Problem details: Output all of the data below exactly as given.

****************

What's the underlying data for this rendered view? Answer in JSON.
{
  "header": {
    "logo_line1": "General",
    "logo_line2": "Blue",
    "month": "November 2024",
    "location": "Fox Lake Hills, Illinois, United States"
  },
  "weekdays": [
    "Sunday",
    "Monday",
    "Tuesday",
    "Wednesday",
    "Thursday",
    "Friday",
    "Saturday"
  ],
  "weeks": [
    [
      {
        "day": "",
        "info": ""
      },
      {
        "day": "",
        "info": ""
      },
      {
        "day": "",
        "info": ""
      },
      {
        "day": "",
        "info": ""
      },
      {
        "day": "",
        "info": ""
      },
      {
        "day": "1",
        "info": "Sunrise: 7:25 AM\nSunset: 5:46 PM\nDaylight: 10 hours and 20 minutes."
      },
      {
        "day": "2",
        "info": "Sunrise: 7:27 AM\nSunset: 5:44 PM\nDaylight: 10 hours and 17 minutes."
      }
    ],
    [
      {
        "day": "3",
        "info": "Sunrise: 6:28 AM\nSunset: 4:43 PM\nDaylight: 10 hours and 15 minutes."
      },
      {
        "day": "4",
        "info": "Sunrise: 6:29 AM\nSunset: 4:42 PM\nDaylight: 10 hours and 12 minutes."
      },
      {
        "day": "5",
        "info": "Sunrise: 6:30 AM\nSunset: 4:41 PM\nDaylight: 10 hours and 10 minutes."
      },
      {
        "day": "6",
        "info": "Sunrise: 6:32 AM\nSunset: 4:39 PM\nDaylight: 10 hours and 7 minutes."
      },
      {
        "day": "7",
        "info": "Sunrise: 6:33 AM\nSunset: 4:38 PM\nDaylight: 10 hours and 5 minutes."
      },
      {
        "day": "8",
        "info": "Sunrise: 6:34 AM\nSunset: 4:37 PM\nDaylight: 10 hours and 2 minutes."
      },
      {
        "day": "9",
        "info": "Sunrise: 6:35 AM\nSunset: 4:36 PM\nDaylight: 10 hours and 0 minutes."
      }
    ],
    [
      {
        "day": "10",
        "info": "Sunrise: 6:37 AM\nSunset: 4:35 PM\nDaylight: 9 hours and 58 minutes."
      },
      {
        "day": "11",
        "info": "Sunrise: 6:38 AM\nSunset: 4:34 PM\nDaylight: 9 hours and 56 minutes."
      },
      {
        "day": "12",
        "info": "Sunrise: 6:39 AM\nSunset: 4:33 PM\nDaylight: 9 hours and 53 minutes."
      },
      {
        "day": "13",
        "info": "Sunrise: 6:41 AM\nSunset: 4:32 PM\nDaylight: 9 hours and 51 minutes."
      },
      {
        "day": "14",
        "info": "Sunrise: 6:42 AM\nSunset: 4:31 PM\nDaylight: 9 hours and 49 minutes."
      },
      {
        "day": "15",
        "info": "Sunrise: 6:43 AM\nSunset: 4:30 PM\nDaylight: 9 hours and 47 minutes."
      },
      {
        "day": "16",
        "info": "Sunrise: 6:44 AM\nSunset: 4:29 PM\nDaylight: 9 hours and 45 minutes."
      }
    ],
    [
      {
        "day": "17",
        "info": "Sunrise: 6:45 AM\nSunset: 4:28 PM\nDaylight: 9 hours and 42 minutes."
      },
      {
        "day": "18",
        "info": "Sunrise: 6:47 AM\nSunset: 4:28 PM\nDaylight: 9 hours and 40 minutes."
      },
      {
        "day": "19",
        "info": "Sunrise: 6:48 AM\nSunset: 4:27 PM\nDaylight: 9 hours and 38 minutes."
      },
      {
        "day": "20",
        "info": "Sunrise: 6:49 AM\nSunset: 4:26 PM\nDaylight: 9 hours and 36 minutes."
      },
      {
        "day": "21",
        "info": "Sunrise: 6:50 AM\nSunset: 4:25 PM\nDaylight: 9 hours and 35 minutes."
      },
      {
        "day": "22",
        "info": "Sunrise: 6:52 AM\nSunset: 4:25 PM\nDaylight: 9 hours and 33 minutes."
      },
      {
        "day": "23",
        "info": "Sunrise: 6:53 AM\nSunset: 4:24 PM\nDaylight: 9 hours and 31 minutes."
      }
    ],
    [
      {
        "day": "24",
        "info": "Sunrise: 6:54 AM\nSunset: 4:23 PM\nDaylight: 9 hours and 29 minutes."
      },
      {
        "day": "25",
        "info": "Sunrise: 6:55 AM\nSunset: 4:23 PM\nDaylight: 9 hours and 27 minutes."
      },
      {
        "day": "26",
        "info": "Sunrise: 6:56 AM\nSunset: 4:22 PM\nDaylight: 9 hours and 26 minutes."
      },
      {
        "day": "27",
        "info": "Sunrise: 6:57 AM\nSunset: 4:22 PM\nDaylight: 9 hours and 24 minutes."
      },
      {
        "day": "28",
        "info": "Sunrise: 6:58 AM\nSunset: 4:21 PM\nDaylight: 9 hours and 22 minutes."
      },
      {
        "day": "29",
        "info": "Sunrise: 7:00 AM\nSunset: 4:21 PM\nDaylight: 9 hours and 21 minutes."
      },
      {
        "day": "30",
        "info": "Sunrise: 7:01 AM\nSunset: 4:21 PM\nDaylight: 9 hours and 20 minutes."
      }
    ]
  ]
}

****************

Completed exercise:
What's the underlying data for this rendered view? Answer in JSON.
{
  "header": {
    "logo_line1": "General",
    "logo_line2": "Blue",
    "month": "November 2024",
    "location": "Fox Lake Hills, Illinois, United States"
  },
  "weekdays": [
    "Sunday",
    "Monday",
    "Tuesday",
    "Wednesday",
    "Thursday",
    "Friday",
    "Saturday"
  ],
  "weeks": [
    [
      {
        "day": "",
        "info": ""
      },
      {
        "day": "",
        "info": ""
      },
      {
        "day": "",
        "info": ""
      },
      {
        "day": "",
        "info": ""
      },
      {
        "day": "",
        "info": ""
      },
      {
        "day": "1",
        "info": "Sunrise: 7:25 AM\nSunset: 5:46 PM\nDaylight: 10 hours and 20 minutes."
      },
      {
        "day": "2",
        "info": "Sunrise: 7:27 AM\nSunset: 5:44 PM\nDaylight: 10 hours and 17 minutes."
      }
    ],
    [
      {
        "day": "3",
        "info": "Sunrise: 6:28 AM\nSunset: 4:43 PM\nDaylight: 10 hours and 15 minutes."
      },
      {
        "day": "4",
        "info": "Sunrise: 6:29 AM\nSunset: 4:42 PM\nDaylight: 10 hours and 12 minutes."
      },
      {
        "day": "5",
        "info": "Sunrise: 6:30 AM\nSunset: 4:41 PM\nDaylight: 10 hours and 10 minutes."
      },
      {
        "day": "6",
        "info": "Sunrise: 6:32 AM\nSunset: 4:39 PM\nDaylight: 10 hours and 7 minutes."
      },
      {
        "day": "7",
        "info": "Sunrise: 6:33 AM\nSunset: 4:38 PM\nDaylight: 10 hours and 5 minutes."
      },
      {
        "day": "8",
        "info": "Sunrise: 6:34 AM\nSunset: 4:37 PM\nDaylight: 10 hours and 2 minutes."
      },
      {
        "day": "9",
        "info": "Sunrise: 6:35 AM\nSunset: 4:36 PM\nDaylight: 10 hours and 0 minutes."
      }
    ],
    [
      {
        "day": "10",
        "info": "Sunrise: 6:37 AM\nSunset: 4:35 PM\nDaylight: 9 hours and 58 minutes."
      },
      {
        "day": "11",
        "info": "Sunrise: 6:38 AM\nSunset: 4:34 PM\nDaylight: 9 hours and 56 minutes."
      },
      {
        "day": "12",
        "info": "Sunrise: 6:39 AM\nSunset: 4:33 PM\nDaylight: 9 hours and 53 minutes."
      },
      {
        "day": "13",
        "info": "Sunrise: 6:41 AM\nSunset: 4:32 PM\nDaylight: 9 hours and 51 minutes."
      },
      {
        "day": "14",
        "info": "Sunrise: 6:42 AM\nSunset: 4:31 PM\nDaylight: 9 hours and 49 minutes."
      },
      {
        "day": "15",
        "info": "Sunrise: 6:43 AM\nSunset: 4:30 PM\nDaylight: 9 hours and 47 minutes."
      },
      {
        "day": "16",
        "info": "Sunrise: 6:44 AM\nSunset: 4:29 PM\nDaylight: 9 hours and 45 minutes."
      }
    ],
    [
      {
        "day": "17",
        "info": "Sunrise: 6:45 AM\nSunset: 4:28 PM\nDaylight: 9 hours and 42 minutes."
      },
      {
        "day": "18",
        "info": "Sunrise: 6:47 AM\nSunset: 4:28 PM\nDaylight: 9 hours and 40 minutes."
      },
      {
        "day": "19",
        "info": "Sunrise: 6:48 AM\nSunset: 4:27 PM\nDaylight: 9 hours and 38 minutes."
      },
      {
        "day": "20",
        "info": "Sunrise: 6:49 AM\nSunset: 4:26 PM\nDaylight: 9 hours and 36 minutes."
      },
      {
        "day": "21",
        "info": "Sunrise: 6:50 AM\nSunset: 4:25 PM\nDaylight: 9 hours and 35 minutes."
      },
      {
        "day": "22",
        "info": "Sunrise: 6:52 AM\nSunset: 4:25 PM\nDaylight: 9 hours and 33 minutes."
      },
      {
        "day": "23",
        "info": "Sunrise: 6:53 AM\nSunset: 4:24 PM\nDaylight: 9 hours and 31 minutes."
      }
    ],
    [
      {
        "day": "24",
        "info": "Sunrise: 6:54 AM\nSunset: 4:23 PM\nDaylight: 9 hours and 29 minutes."
      },
      {
        "day": "25",
        "info": "Sunrise: 6:55 AM\nSunset: 4:23 PM\nDaylight: 9 hours and 27 minutes."
      },
      {
        "day": "26",
        "info": "Sunrise: 6:56 AM\nSunset: 4:22 PM\nDaylight: 9 hours and 26 minutes."
      },
      {
        "day": "27",
        "info": "Sunrise: 6:57 AM\nSunset: 4:22 PM\nDaylight: 9 hours and 24 minutes."
      },
      {
        "day": "28",
        "info": "Sunrise: 6:58 AM\nSunset: 4:21 PM\nDaylight: 9 hours and 22 minutes."
      },
      {
        "day": "29",
        "info": "Sunrise: 7:00 AM\nSunset: 4:21 PM\nDaylight: 9 hours and 21 minutes."
      },
      {
        "day": "30",
        "info": "Sunrise: 7:01 AM\nSunset: 4:21 PM\nDaylight: 9 hours and 20 minutes."
      }
    ]
  ]
}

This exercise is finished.